◆ Records to process

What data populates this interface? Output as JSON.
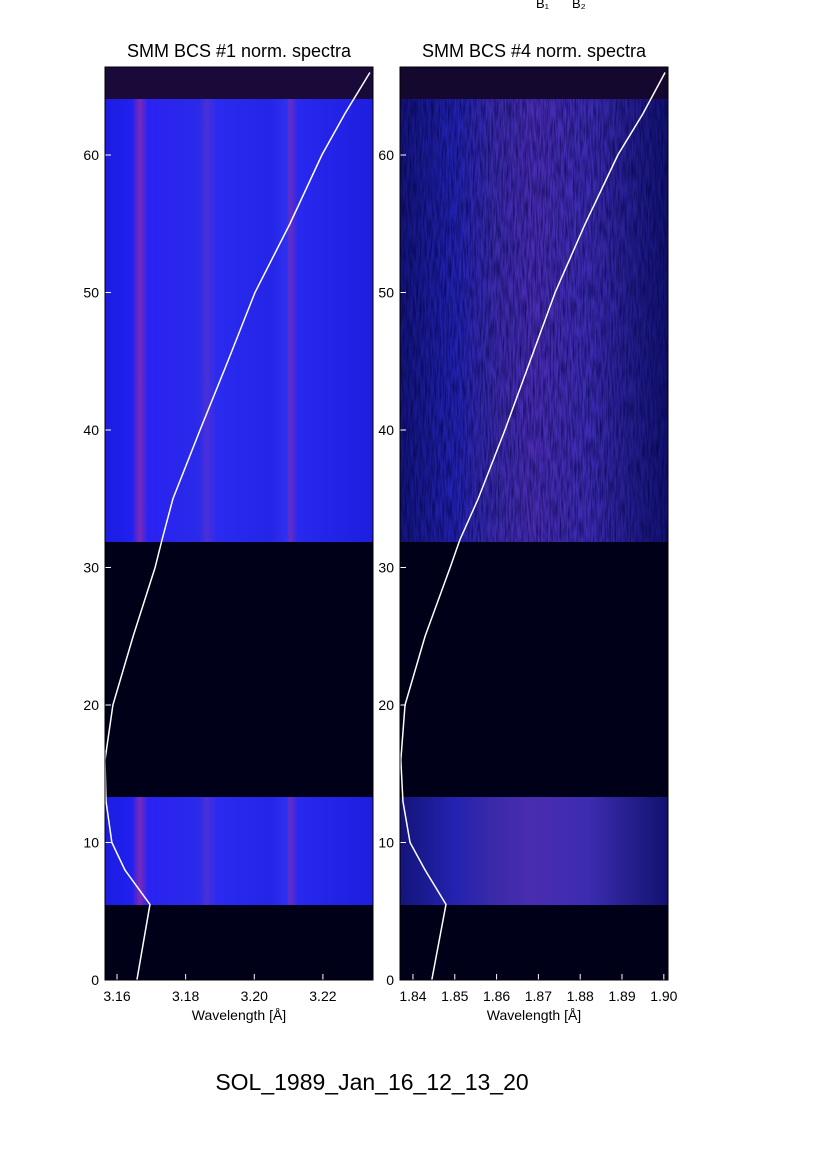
{
  "header_labels": [
    "B₁",
    "B₂"
  ],
  "chart_data": [
    {
      "type": "line",
      "title": "SMM BCS #1 norm. spectra",
      "xlabel": "Wavelength [Å]",
      "xlim": [
        3.1565,
        3.2346
      ],
      "xticks": [
        3.16,
        3.18,
        {
          "value": 3.2,
          "label": "3.20"
        },
        3.22
      ],
      "ylim": [
        0,
        66.4
      ],
      "yticks": [
        0,
        10,
        20,
        30,
        40,
        50,
        60
      ],
      "series": [
        {
          "color": "#ffffff",
          "x": [
            3.1658,
            3.1696,
            3.1623,
            3.1585,
            3.1568,
            3.1565,
            3.1588,
            3.1647,
            3.1711,
            3.1731,
            3.1763,
            3.1842,
            3.1923,
            3.2002,
            3.2104,
            3.2197,
            3.2264,
            3.2337
          ],
          "values": [
            0,
            5.5,
            8,
            10,
            13,
            16,
            20,
            25,
            30,
            32,
            35,
            40,
            45,
            50,
            55,
            60,
            63,
            66
          ]
        }
      ]
    },
    {
      "type": "line",
      "title": "SMM BCS #4 norm. spectra",
      "xlabel": "Wavelength [Å]",
      "xlim": [
        1.8369,
        1.901
      ],
      "xticks": [
        1.84,
        1.85,
        1.86,
        1.87,
        1.88,
        1.89,
        {
          "value": 1.9,
          "label": "1.90"
        }
      ],
      "ylim": [
        0,
        66.4
      ],
      "yticks": [
        0,
        10,
        20,
        30,
        40,
        50,
        60
      ],
      "series": [
        {
          "color": "#ffffff",
          "x": [
            1.8445,
            1.8479,
            1.8429,
            1.8393,
            1.8376,
            1.8371,
            1.8381,
            1.8429,
            1.8489,
            1.8512,
            1.8556,
            1.862,
            1.868,
            1.874,
            1.8812,
            1.889,
            1.895,
            1.9003
          ],
          "values": [
            0,
            5.5,
            8,
            10,
            13,
            16,
            20,
            25,
            30,
            32,
            35,
            40,
            45,
            50,
            55,
            60,
            63,
            66
          ]
        }
      ]
    }
  ],
  "footer": "SOL_1989_Jan_16_12_13_20"
}
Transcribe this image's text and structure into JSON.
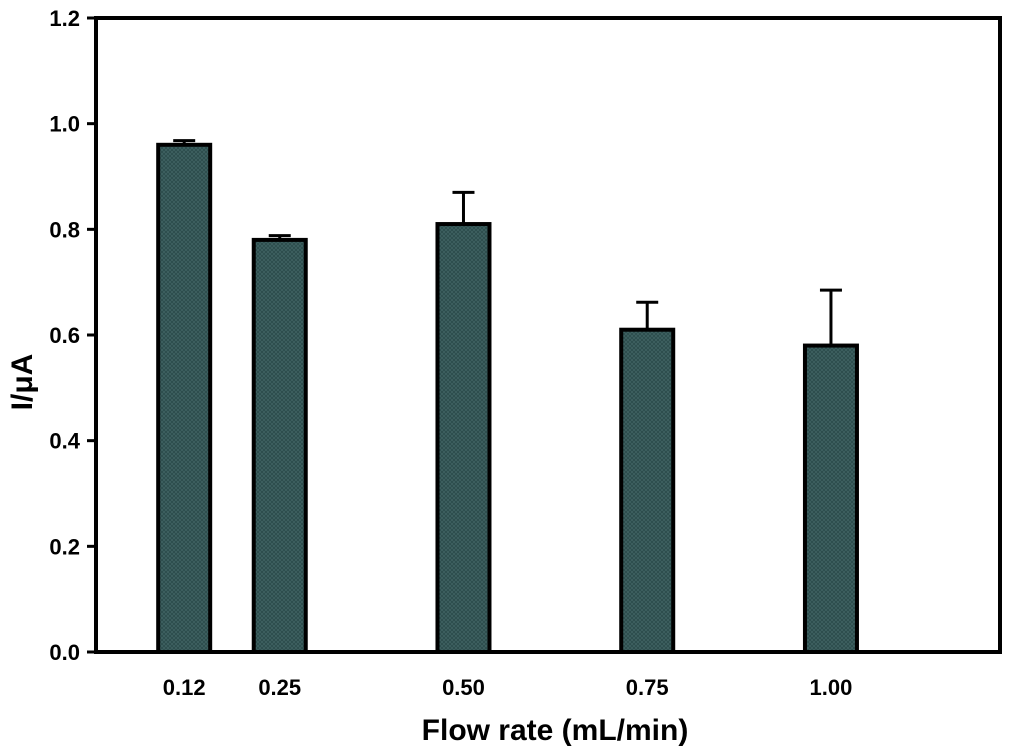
{
  "chart_data": {
    "type": "bar",
    "title": "",
    "xlabel": "Flow rate (mL/min)",
    "ylabel": "I/μA",
    "x": [
      0.12,
      0.25,
      0.5,
      0.75,
      1.0
    ],
    "x_tick_labels": [
      "0.12",
      "0.25",
      "0.50",
      "0.75",
      "1.00"
    ],
    "values": [
      0.96,
      0.78,
      0.81,
      0.61,
      0.58
    ],
    "error_plus": [
      0.008,
      0.008,
      0.06,
      0.052,
      0.105
    ],
    "y_ticks": [
      0.0,
      0.2,
      0.4,
      0.6,
      0.8,
      1.0,
      1.2
    ],
    "y_tick_labels": [
      "0.0",
      "0.2",
      "0.4",
      "0.6",
      "0.8",
      "1.0",
      "1.2"
    ],
    "ylim": [
      0,
      1.2
    ],
    "xlim": [
      0,
      1.23
    ],
    "grid": false,
    "legend": "none",
    "bar_color": "#284848",
    "bar_edge_color": "#000000"
  }
}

◆ Work to do
Pictures don't belong in the copy. Transcribe every record exactly as it appears.

◆ The result
What data populates this interface? Output as JSON.
{
  "header_labels": [
    "B₁",
    "B₂"
  ],
  "chart_data": [
    {
      "type": "line",
      "title": "SMM BCS #1 norm. spectra",
      "xlabel": "Wavelength [Å]",
      "xlim": [
        3.1565,
        3.2346
      ],
      "xticks": [
        3.16,
        3.18,
        {
          "value": 3.2,
          "label": "3.20"
        },
        3.22
      ],
      "ylim": [
        0,
        66.4
      ],
      "yticks": [
        0,
        10,
        20,
        30,
        40,
        50,
        60
      ],
      "series": [
        {
          "color": "#ffffff",
          "x": [
            3.1658,
            3.1696,
            3.1623,
            3.1585,
            3.1568,
            3.1565,
            3.1588,
            3.1647,
            3.1711,
            3.1731,
            3.1763,
            3.1842,
            3.1923,
            3.2002,
            3.2104,
            3.2197,
            3.2264,
            3.2337
          ],
          "values": [
            0,
            5.5,
            8,
            10,
            13,
            16,
            20,
            25,
            30,
            32,
            35,
            40,
            45,
            50,
            55,
            60,
            63,
            66
          ]
        }
      ]
    },
    {
      "type": "line",
      "title": "SMM BCS #4 norm. spectra",
      "xlabel": "Wavelength [Å]",
      "xlim": [
        1.8369,
        1.901
      ],
      "xticks": [
        1.84,
        1.85,
        1.86,
        1.87,
        1.88,
        1.89,
        {
          "value": 1.9,
          "label": "1.90"
        }
      ],
      "ylim": [
        0,
        66.4
      ],
      "yticks": [
        0,
        10,
        20,
        30,
        40,
        50,
        60
      ],
      "series": [
        {
          "color": "#ffffff",
          "x": [
            1.8445,
            1.8479,
            1.8429,
            1.8393,
            1.8376,
            1.8371,
            1.8381,
            1.8429,
            1.8489,
            1.8512,
            1.8556,
            1.862,
            1.868,
            1.874,
            1.8812,
            1.889,
            1.895,
            1.9003
          ],
          "values": [
            0,
            5.5,
            8,
            10,
            13,
            16,
            20,
            25,
            30,
            32,
            35,
            40,
            45,
            50,
            55,
            60,
            63,
            66
          ]
        }
      ]
    }
  ],
  "footer": "SOL_1989_Jan_16_12_13_20"
}
Transcribe this image's text and structure into JSON.
{
  "chart_data": {
    "type": "bar",
    "title": "",
    "xlabel": "Flow rate (mL/min)",
    "ylabel": "I/μA",
    "x": [
      0.12,
      0.25,
      0.5,
      0.75,
      1.0
    ],
    "x_tick_labels": [
      "0.12",
      "0.25",
      "0.50",
      "0.75",
      "1.00"
    ],
    "values": [
      0.96,
      0.78,
      0.81,
      0.61,
      0.58
    ],
    "error_plus": [
      0.008,
      0.008,
      0.06,
      0.052,
      0.105
    ],
    "y_ticks": [
      0.0,
      0.2,
      0.4,
      0.6,
      0.8,
      1.0,
      1.2
    ],
    "y_tick_labels": [
      "0.0",
      "0.2",
      "0.4",
      "0.6",
      "0.8",
      "1.0",
      "1.2"
    ],
    "ylim": [
      0,
      1.2
    ],
    "xlim": [
      0,
      1.23
    ],
    "grid": false,
    "legend": "none",
    "bar_color": "#284848",
    "bar_edge_color": "#000000"
  }
}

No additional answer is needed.